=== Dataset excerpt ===
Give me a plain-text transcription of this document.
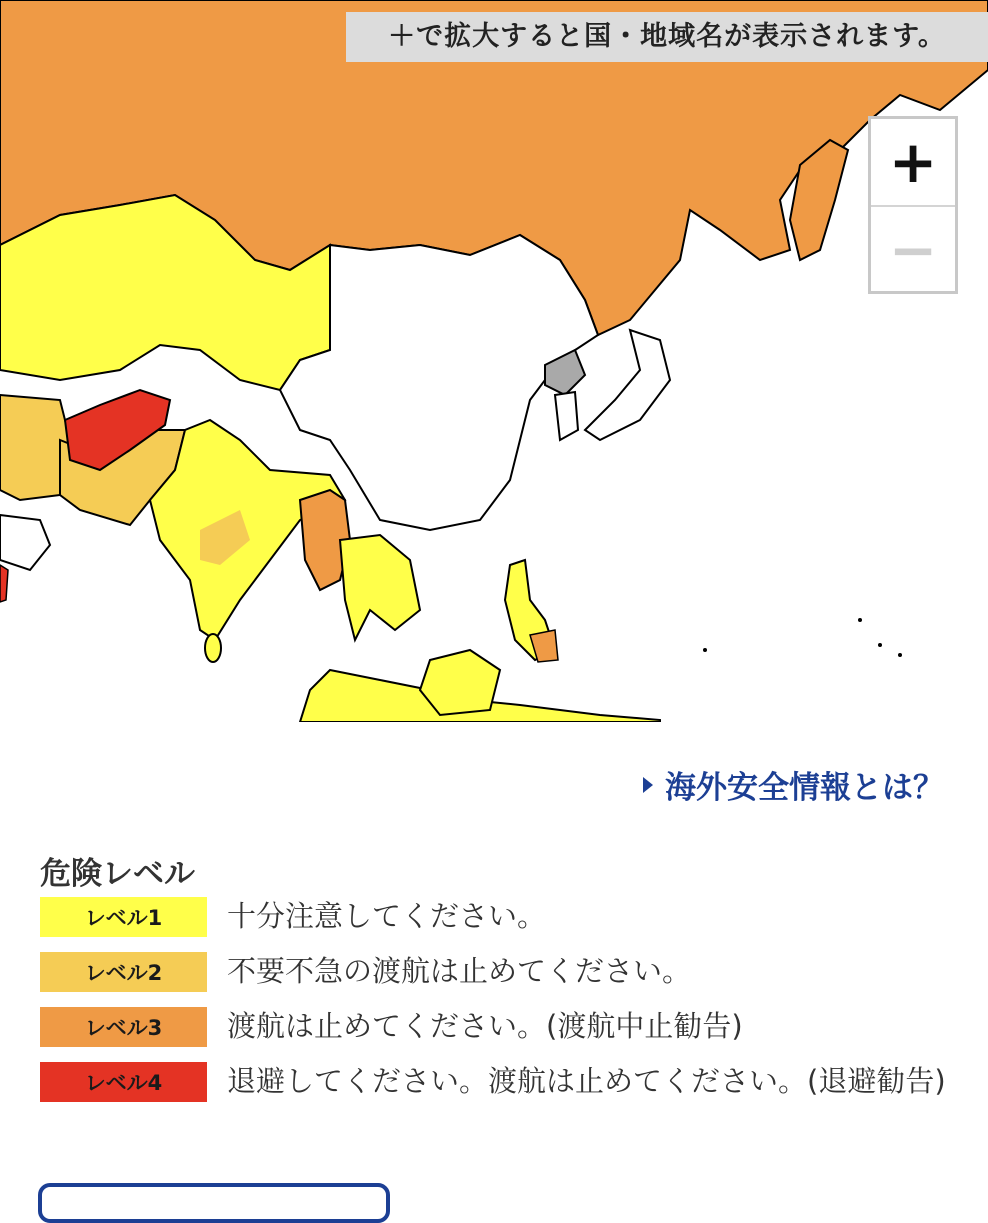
＋で拡大すると国・地域名が表示されます。
+
−
海外安全情報とは？
危険レベル
レベル1	十分注意してください。
レベル2	不要不急の渡航は止めてください。
レベル3	渡航は止めてください。(渡航中止勧告)
レベル4	退避してください。渡航は止めてください。(退避勧告)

=== Required work ===
Repeat the material above in full and exactly, omitting the pictures.

=== The response ===
Give me a plain-text transcription of this document.
＋で拡大すると国・地域名が表示されます。
+
−
海外安全情報とは？
危険レベル
レベル1	十分注意してください。
レベル2	不要不急の渡航は止めてください。
レベル3	渡航は止めてください。(渡航中止勧告)
レベル4	退避してください。渡航は止めてください。(退避勧告)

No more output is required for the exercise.